[GIVEN EXERCISE]: State the number of lines below in which the word "screenshot" appears. Nothing else belongs in the answer.

★ ★ ★ ★ ★

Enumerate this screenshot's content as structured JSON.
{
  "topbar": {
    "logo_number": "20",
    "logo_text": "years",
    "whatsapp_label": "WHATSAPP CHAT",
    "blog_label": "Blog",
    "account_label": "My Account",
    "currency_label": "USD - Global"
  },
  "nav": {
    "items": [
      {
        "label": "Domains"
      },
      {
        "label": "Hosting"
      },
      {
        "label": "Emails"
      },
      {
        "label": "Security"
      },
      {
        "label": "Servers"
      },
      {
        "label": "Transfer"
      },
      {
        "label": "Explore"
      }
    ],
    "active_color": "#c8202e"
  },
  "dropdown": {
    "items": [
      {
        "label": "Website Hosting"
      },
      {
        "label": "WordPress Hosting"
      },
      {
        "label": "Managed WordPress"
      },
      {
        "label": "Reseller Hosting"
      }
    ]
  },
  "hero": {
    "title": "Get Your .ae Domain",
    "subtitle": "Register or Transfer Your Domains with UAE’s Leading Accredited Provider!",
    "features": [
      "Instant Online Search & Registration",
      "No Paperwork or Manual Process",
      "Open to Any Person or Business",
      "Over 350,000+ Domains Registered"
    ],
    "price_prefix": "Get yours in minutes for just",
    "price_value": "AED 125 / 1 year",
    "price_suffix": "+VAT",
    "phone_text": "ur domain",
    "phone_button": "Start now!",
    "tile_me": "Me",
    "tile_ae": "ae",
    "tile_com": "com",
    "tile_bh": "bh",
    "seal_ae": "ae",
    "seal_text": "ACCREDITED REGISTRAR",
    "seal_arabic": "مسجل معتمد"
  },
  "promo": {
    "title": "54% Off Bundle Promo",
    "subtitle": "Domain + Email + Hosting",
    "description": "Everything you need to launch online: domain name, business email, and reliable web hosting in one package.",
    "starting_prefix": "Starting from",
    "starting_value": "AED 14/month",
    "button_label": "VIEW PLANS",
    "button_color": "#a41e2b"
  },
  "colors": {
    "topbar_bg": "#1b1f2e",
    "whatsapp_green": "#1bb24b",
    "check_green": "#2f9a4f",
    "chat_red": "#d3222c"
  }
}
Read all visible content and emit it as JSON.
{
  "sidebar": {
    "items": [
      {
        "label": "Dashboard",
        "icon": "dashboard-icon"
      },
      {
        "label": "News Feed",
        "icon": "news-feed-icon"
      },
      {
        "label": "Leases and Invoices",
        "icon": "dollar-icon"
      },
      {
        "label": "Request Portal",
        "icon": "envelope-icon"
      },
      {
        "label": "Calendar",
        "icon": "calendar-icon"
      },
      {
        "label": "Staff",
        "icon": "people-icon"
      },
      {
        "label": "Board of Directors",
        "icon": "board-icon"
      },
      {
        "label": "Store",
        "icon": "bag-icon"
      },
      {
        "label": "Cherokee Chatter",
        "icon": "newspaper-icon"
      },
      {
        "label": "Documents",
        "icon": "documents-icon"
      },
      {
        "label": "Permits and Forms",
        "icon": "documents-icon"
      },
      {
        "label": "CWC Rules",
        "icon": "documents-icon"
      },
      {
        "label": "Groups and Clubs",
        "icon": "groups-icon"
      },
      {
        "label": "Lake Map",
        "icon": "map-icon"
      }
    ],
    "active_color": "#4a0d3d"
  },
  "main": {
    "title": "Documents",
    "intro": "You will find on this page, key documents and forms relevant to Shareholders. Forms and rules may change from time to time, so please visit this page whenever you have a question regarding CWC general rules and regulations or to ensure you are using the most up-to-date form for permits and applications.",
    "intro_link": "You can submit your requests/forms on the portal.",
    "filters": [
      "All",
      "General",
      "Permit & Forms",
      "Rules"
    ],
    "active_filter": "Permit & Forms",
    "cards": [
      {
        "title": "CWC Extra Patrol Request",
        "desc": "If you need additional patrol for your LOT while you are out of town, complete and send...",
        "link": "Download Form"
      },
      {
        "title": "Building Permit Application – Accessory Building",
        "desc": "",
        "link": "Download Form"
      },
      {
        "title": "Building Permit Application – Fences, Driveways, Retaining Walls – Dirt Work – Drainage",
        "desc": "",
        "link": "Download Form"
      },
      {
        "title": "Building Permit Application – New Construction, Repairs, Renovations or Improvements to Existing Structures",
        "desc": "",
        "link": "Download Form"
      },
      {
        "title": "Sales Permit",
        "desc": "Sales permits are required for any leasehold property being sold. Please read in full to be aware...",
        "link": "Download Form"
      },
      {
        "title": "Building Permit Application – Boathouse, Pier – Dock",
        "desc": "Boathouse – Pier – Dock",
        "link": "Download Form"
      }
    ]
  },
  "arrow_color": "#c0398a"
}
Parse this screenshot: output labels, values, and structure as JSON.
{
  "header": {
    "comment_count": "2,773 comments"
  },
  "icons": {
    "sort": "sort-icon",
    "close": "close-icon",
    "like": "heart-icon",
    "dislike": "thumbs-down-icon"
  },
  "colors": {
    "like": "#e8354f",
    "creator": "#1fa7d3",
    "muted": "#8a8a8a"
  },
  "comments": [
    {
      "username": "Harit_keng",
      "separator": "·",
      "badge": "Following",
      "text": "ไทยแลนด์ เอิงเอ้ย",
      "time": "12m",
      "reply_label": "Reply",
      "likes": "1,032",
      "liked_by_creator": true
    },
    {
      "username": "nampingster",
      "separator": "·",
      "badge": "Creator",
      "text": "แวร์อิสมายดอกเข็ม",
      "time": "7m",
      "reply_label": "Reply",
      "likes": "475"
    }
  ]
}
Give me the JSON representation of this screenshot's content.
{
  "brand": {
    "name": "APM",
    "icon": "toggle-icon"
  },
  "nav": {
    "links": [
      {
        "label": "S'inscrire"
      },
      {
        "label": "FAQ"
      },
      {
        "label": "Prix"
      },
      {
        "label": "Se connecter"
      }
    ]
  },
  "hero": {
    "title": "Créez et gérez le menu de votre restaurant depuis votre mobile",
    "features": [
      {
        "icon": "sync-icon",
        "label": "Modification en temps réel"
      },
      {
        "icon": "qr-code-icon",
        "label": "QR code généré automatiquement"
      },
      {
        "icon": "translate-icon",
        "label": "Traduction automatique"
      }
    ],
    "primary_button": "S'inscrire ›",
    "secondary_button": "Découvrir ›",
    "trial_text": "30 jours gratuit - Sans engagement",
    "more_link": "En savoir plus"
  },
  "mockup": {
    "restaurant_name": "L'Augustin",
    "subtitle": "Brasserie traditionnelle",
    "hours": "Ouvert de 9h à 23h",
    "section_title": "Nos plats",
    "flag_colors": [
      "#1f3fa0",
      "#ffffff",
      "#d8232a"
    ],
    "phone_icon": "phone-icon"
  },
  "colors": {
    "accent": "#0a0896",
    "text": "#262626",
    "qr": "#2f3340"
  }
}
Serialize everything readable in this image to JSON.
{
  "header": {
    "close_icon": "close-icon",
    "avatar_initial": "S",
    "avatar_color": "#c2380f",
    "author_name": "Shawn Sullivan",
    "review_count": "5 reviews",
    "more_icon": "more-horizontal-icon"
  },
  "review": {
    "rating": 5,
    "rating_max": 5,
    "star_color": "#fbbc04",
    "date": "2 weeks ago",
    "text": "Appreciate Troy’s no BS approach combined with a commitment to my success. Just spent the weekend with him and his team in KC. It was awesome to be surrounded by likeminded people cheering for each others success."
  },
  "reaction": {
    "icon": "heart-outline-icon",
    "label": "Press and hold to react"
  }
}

★ ★ ★ ★ ★

[COMPLETE RESPONSE]: 3